Reproduce each line bearing the word "Software".

---- Extracted records

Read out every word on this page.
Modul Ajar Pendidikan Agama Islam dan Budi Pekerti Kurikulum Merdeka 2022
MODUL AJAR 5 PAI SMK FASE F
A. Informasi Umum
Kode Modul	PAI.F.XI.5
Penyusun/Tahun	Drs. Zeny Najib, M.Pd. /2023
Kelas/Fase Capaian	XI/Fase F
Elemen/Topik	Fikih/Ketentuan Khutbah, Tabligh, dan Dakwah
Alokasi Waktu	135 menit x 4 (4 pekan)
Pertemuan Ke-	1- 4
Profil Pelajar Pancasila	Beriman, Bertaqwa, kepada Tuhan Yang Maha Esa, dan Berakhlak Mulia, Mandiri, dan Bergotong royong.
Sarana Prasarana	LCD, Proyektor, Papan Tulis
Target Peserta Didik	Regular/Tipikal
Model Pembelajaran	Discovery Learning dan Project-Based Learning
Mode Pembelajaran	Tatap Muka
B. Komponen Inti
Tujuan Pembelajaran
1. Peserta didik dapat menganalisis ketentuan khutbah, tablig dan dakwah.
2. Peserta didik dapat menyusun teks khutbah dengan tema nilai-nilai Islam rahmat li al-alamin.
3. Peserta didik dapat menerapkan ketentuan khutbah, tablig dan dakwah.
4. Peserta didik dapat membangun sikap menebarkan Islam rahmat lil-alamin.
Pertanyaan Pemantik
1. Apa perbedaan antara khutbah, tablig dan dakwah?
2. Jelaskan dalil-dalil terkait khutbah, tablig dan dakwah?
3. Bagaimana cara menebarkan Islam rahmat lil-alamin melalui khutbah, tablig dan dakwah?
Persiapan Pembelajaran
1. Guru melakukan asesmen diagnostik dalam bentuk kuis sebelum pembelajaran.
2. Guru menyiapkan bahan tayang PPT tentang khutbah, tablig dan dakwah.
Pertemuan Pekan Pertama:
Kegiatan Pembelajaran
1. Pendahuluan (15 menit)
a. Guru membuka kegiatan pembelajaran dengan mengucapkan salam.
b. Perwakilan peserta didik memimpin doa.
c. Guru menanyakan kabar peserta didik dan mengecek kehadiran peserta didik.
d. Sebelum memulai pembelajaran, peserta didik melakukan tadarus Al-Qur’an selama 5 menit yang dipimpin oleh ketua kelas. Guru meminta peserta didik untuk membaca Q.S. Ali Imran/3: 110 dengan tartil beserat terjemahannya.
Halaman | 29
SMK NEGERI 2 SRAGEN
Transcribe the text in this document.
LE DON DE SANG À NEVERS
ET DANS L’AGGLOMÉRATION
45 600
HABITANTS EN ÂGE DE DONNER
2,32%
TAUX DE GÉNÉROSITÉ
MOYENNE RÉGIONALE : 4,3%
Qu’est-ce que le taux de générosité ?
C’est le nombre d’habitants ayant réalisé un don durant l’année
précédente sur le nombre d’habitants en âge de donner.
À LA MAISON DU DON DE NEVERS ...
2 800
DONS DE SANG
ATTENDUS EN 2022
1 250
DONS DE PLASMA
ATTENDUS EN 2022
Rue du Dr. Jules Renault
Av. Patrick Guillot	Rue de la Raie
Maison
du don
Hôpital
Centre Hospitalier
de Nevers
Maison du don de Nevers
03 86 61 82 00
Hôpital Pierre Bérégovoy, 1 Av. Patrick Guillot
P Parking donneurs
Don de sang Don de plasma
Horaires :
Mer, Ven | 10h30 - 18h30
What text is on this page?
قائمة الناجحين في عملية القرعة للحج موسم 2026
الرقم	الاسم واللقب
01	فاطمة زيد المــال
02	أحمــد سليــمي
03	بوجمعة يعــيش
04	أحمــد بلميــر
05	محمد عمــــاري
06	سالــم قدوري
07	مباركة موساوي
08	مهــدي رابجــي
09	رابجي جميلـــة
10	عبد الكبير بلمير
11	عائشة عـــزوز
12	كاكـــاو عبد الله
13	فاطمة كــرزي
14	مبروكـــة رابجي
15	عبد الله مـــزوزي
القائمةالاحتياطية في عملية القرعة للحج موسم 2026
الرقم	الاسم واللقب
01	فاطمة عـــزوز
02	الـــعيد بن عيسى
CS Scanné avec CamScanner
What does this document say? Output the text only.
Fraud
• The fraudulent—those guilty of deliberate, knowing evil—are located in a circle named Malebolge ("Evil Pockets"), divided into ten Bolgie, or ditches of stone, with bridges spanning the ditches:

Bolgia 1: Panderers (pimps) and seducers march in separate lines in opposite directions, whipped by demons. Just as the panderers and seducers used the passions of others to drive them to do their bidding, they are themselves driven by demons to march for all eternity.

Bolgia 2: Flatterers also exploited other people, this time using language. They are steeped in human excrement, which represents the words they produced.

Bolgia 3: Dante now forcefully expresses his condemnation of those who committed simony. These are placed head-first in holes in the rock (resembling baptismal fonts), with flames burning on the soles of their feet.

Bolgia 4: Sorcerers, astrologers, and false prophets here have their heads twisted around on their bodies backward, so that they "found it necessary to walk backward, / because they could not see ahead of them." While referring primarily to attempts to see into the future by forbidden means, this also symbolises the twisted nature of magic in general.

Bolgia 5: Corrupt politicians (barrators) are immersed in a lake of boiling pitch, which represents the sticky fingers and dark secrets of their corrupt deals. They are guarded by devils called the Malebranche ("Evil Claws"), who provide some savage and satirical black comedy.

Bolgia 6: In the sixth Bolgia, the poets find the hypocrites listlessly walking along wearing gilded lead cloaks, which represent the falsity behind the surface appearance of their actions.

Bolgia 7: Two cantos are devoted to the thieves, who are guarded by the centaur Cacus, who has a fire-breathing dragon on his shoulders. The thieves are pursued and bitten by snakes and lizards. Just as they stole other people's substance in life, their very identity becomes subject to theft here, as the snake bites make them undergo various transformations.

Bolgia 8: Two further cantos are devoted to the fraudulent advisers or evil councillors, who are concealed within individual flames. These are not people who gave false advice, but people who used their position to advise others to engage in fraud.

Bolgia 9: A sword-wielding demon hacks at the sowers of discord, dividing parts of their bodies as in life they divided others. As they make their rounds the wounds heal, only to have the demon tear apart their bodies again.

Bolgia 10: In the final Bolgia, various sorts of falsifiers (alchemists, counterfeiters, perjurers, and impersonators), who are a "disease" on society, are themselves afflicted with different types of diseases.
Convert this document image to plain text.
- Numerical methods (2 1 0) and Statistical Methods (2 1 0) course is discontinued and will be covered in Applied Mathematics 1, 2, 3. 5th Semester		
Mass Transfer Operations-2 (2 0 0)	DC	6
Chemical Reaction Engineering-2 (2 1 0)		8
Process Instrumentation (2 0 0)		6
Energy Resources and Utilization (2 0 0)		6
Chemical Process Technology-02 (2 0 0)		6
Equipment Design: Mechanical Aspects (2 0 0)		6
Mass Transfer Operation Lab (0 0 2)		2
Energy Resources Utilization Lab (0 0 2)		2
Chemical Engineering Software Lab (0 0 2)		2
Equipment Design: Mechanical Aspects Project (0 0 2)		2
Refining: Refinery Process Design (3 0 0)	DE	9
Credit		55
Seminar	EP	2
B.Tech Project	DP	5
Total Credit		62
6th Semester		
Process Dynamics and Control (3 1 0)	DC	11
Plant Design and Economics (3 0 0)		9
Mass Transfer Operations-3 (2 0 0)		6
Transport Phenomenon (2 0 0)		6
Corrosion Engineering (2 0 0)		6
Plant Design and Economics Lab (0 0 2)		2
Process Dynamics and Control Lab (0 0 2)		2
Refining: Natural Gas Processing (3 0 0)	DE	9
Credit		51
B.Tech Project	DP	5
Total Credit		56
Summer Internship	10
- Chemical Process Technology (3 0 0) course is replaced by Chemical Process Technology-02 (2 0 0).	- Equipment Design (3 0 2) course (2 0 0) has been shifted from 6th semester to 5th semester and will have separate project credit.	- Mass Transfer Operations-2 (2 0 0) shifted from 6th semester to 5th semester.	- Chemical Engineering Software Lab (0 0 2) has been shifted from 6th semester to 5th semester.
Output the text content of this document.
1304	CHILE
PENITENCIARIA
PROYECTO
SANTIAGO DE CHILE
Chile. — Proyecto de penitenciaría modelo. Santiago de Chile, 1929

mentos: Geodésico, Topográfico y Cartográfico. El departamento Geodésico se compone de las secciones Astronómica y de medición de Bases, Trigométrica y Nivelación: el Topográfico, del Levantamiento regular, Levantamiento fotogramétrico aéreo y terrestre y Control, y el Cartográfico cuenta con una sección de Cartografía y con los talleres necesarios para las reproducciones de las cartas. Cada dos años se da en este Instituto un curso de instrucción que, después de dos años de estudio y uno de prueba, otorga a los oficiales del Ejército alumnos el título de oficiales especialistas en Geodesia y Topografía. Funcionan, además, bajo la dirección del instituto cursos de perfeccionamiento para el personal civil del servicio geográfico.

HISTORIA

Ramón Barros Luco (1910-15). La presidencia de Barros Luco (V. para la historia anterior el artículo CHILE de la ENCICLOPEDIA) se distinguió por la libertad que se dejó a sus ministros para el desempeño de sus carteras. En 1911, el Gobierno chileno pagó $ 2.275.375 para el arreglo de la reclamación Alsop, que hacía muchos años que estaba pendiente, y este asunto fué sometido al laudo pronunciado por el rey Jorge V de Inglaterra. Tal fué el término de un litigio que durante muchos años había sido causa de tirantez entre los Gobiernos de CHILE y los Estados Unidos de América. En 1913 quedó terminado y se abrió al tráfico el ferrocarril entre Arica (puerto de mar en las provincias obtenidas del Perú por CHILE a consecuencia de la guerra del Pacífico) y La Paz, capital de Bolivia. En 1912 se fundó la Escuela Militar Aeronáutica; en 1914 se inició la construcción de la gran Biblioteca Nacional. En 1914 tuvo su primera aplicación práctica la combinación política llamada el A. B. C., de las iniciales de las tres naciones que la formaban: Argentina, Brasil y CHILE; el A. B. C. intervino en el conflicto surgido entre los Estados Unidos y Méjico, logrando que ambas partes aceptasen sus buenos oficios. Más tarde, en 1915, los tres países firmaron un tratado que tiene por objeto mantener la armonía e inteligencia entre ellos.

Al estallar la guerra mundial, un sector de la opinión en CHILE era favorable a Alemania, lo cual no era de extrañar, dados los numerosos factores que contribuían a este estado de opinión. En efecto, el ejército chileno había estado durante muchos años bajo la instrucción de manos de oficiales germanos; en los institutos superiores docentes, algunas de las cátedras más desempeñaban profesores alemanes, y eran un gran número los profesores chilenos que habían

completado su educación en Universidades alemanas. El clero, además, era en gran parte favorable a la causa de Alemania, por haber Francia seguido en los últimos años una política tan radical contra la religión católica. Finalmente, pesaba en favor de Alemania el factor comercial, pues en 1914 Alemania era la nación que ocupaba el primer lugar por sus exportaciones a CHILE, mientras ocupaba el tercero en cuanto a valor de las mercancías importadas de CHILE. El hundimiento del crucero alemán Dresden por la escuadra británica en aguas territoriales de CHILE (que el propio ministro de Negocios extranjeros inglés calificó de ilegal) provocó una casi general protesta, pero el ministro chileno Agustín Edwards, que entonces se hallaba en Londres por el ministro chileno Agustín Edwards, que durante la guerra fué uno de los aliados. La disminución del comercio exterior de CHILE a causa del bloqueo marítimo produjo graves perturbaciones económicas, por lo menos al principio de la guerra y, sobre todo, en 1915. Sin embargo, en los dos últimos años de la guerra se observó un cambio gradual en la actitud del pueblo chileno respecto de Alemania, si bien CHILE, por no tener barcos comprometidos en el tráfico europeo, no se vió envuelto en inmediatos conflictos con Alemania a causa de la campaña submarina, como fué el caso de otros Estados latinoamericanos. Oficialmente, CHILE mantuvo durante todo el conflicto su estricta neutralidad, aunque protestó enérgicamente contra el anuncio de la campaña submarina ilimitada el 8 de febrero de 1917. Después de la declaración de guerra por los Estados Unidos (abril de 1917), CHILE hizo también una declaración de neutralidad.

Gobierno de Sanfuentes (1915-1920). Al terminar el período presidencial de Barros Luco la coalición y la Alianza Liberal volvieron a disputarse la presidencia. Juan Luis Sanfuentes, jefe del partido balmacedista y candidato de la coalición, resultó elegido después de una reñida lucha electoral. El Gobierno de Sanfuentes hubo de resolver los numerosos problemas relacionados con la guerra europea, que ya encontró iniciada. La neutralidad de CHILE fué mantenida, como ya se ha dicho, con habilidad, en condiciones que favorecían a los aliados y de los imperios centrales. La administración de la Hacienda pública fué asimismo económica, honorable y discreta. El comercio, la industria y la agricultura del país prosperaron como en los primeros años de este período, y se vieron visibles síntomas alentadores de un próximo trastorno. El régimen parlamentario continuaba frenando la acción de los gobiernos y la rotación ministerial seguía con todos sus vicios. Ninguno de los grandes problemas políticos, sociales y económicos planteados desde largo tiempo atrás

--------

The solution:
Chemical Engineering Software Lab (0 0 2)		2
- Chemical Process Technology (3 0 0) course is replaced by Chemical Process Technology-02 (2 0 0).	- Equipment Design (3 0 2) course (2 0 0) has been shifted from 6th semester to 5th semester and will have separate project credit.	- Mass Transfer Operations-2 (2 0 0) shifted from 6th semester to 5th semester.	- Chemical Engineering Software Lab (0 0 2) has been shifted from 6th semester to 5th semester.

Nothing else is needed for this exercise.